§ **GIVEN REQUEST**
Return all of the lines below exactly as they are.

= = = = = = =

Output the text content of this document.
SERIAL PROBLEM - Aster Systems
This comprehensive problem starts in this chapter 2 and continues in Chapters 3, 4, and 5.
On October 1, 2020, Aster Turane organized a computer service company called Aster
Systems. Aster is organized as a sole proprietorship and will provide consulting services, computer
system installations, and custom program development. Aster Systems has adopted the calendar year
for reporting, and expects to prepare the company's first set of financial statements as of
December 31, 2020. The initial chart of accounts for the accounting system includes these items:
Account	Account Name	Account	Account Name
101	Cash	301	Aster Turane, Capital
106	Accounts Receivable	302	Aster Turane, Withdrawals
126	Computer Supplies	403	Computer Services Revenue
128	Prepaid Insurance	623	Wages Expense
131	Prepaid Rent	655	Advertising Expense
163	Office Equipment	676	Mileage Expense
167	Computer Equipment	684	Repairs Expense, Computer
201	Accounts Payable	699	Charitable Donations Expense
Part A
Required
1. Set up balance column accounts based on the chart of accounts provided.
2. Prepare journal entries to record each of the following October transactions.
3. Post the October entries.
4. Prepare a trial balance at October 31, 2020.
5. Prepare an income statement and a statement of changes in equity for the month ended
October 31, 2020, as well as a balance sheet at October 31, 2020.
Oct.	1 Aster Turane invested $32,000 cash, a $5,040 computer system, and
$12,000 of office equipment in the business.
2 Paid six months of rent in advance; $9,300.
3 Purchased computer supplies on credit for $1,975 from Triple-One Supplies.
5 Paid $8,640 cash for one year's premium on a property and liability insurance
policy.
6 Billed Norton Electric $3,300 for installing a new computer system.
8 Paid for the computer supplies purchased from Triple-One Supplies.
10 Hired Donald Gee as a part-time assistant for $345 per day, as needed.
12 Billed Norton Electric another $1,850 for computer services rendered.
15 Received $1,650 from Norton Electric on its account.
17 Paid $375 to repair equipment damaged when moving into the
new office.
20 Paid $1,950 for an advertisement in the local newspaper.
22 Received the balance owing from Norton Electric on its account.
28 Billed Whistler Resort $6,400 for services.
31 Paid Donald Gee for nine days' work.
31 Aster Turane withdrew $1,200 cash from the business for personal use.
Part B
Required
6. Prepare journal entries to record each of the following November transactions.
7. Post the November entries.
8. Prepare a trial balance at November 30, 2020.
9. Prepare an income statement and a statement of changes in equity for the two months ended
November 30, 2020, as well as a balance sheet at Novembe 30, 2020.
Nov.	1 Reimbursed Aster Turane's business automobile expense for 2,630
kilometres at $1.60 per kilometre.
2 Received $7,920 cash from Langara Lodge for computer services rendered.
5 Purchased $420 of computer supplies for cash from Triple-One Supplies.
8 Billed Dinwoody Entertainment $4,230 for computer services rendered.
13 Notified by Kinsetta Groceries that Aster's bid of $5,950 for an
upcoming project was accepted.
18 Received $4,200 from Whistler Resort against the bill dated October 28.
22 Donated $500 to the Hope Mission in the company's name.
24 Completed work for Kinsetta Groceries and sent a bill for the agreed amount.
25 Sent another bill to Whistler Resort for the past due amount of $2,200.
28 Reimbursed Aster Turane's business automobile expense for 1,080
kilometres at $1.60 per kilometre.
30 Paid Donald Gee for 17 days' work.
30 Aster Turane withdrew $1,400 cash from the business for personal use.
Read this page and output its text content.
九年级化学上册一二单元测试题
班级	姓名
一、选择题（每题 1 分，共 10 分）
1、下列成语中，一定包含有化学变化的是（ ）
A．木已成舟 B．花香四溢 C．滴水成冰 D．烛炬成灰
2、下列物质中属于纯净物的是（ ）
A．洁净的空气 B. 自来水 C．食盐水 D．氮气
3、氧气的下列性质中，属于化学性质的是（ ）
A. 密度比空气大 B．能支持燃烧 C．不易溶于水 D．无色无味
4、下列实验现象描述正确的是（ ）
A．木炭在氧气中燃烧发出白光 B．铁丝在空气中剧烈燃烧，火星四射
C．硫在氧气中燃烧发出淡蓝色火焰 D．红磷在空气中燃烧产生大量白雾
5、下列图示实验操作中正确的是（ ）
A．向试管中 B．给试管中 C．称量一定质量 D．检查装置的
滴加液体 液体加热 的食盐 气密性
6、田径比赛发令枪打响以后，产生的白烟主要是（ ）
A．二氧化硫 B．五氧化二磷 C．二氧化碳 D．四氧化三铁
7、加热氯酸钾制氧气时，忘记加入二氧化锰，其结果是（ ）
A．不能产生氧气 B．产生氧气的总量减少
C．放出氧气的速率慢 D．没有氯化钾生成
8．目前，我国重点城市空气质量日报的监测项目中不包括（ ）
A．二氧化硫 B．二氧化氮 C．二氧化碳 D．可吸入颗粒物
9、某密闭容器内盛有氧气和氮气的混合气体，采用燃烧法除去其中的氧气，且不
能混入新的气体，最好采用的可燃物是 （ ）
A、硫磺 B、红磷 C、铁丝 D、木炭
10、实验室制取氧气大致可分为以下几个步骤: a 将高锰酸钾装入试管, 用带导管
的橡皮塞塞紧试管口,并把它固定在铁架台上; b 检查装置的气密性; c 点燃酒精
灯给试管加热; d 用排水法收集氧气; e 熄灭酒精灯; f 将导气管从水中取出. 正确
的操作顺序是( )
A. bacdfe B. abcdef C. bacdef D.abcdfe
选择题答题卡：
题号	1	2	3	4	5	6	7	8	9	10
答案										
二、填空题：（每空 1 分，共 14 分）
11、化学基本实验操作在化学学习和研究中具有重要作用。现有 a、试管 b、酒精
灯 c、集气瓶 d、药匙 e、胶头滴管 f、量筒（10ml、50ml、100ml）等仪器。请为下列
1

= = = = = = =

§ **RESPONSE TO THIS EXERCISE**
Output the text content of this document.
SERIAL PROBLEM - Aster Systems
This comprehensive problem starts in this chapter 2 and continues in Chapters 3, 4, and 5.
On October 1, 2020, Aster Turane organized a computer service company called Aster
Systems. Aster is organized as a sole proprietorship and will provide consulting services, computer
system installations, and custom program development. Aster Systems has adopted the calendar year
for reporting, and expects to prepare the company's first set of financial statements as of
December 31, 2020. The initial chart of accounts for the accounting system includes these items:
Account	Account Name	Account	Account Name
101	Cash	301	Aster Turane, Capital
106	Accounts Receivable	302	Aster Turane, Withdrawals
126	Computer Supplies	403	Computer Services Revenue
128	Prepaid Insurance	623	Wages Expense
131	Prepaid Rent	655	Advertising Expense
163	Office Equipment	676	Mileage Expense
167	Computer Equipment	684	Repairs Expense, Computer
201	Accounts Payable	699	Charitable Donations Expense
Part A
Required
1. Set up balance column accounts based on the chart of accounts provided.
2. Prepare journal entries to record each of the following October transactions.
3. Post the October entries.
4. Prepare a trial balance at October 31, 2020.
5. Prepare an income statement and a statement of changes in equity for the month ended
October 31, 2020, as well as a balance sheet at October 31, 2020.
Oct.	1 Aster Turane invested $32,000 cash, a $5,040 computer system, and
$12,000 of office equipment in the business.
2 Paid six months of rent in advance; $9,300.
3 Purchased computer supplies on credit for $1,975 from Triple-One Supplies.
5 Paid $8,640 cash for one year's premium on a property and liability insurance
policy.
6 Billed Norton Electric $3,300 for installing a new computer system.
8 Paid for the computer supplies purchased from Triple-One Supplies.
10 Hired Donald Gee as a part-time assistant for $345 per day, as needed.
12 Billed Norton Electric another $1,850 for computer services rendered.
15 Received $1,650 from Norton Electric on its account.
17 Paid $375 to repair equipment damaged when moving into the
new office.
20 Paid $1,950 for an advertisement in the local newspaper.
22 Received the balance owing from Norton Electric on its account.
28 Billed Whistler Resort $6,400 for services.
31 Paid Donald Gee for nine days' work.
31 Aster Turane withdrew $1,200 cash from the business for personal use.
Part B
Required
6. Prepare journal entries to record each of the following November transactions.
7. Post the November entries.
8. Prepare a trial balance at November 30, 2020.
9. Prepare an income statement and a statement of changes in equity for the two months ended
November 30, 2020, as well as a balance sheet at Novembe 30, 2020.
Nov.	1 Reimbursed Aster Turane's business automobile expense for 2,630
kilometres at $1.60 per kilometre.
2 Received $7,920 cash from Langara Lodge for computer services rendered.
5 Purchased $420 of computer supplies for cash from Triple-One Supplies.
8 Billed Dinwoody Entertainment $4,230 for computer services rendered.
13 Notified by Kinsetta Groceries that Aster's bid of $5,950 for an
upcoming project was accepted.
18 Received $4,200 from Whistler Resort against the bill dated October 28.
22 Donated $500 to the Hope Mission in the company's name.
24 Completed work for Kinsetta Groceries and sent a bill for the agreed amount.
25 Sent another bill to Whistler Resort for the past due amount of $2,200.
28 Reimbursed Aster Turane's business automobile expense for 1,080
kilometres at $1.60 per kilometre.
30 Paid Donald Gee for 17 days' work.
30 Aster Turane withdrew $1,400 cash from the business for personal use.
Read this page and output its text content.
九年级化学上册一二单元测试题
班级	姓名
一、选择题（每题 1 分，共 10 分）
1、下列成语中，一定包含有化学变化的是（ ）
A．木已成舟 B．花香四溢 C．滴水成冰 D．烛炬成灰
2、下列物质中属于纯净物的是（ ）
A．洁净的空气 B. 自来水 C．食盐水 D．氮气
3、氧气的下列性质中，属于化学性质的是（ ）
A. 密度比空气大 B．能支持燃烧 C．不易溶于水 D．无色无味
4、下列实验现象描述正确的是（ ）
A．木炭在氧气中燃烧发出白光 B．铁丝在空气中剧烈燃烧，火星四射
C．硫在氧气中燃烧发出淡蓝色火焰 D．红磷在空气中燃烧产生大量白雾
5、下列图示实验操作中正确的是（ ）
A．向试管中 B．给试管中 C．称量一定质量 D．检查装置的
滴加液体 液体加热 的食盐 气密性
6、田径比赛发令枪打响以后，产生的白烟主要是（ ）
A．二氧化硫 B．五氧化二磷 C．二氧化碳 D．四氧化三铁
7、加热氯酸钾制氧气时，忘记加入二氧化锰，其结果是（ ）
A．不能产生氧气 B．产生氧气的总量减少
C．放出氧气的速率慢 D．没有氯化钾生成
8．目前，我国重点城市空气质量日报的监测项目中不包括（ ）
A．二氧化硫 B．二氧化氮 C．二氧化碳 D．可吸入颗粒物
9、某密闭容器内盛有氧气和氮气的混合气体，采用燃烧法除去其中的氧气，且不
能混入新的气体，最好采用的可燃物是 （ ）
A、硫磺 B、红磷 C、铁丝 D、木炭
10、实验室制取氧气大致可分为以下几个步骤: a 将高锰酸钾装入试管, 用带导管
的橡皮塞塞紧试管口,并把它固定在铁架台上; b 检查装置的气密性; c 点燃酒精
灯给试管加热; d 用排水法收集氧气; e 熄灭酒精灯; f 将导气管从水中取出. 正确
的操作顺序是( )
A. bacdfe B. abcdef C. bacdef D.abcdfe
选择题答题卡：
题号	1	2	3	4	5	6	7	8	9	10
答案										
二、填空题：（每空 1 分，共 14 分）
11、化学基本实验操作在化学学习和研究中具有重要作用。现有 a、试管 b、酒精
灯 c、集气瓶 d、药匙 e、胶头滴管 f、量筒（10ml、50ml、100ml）等仪器。请为下列
1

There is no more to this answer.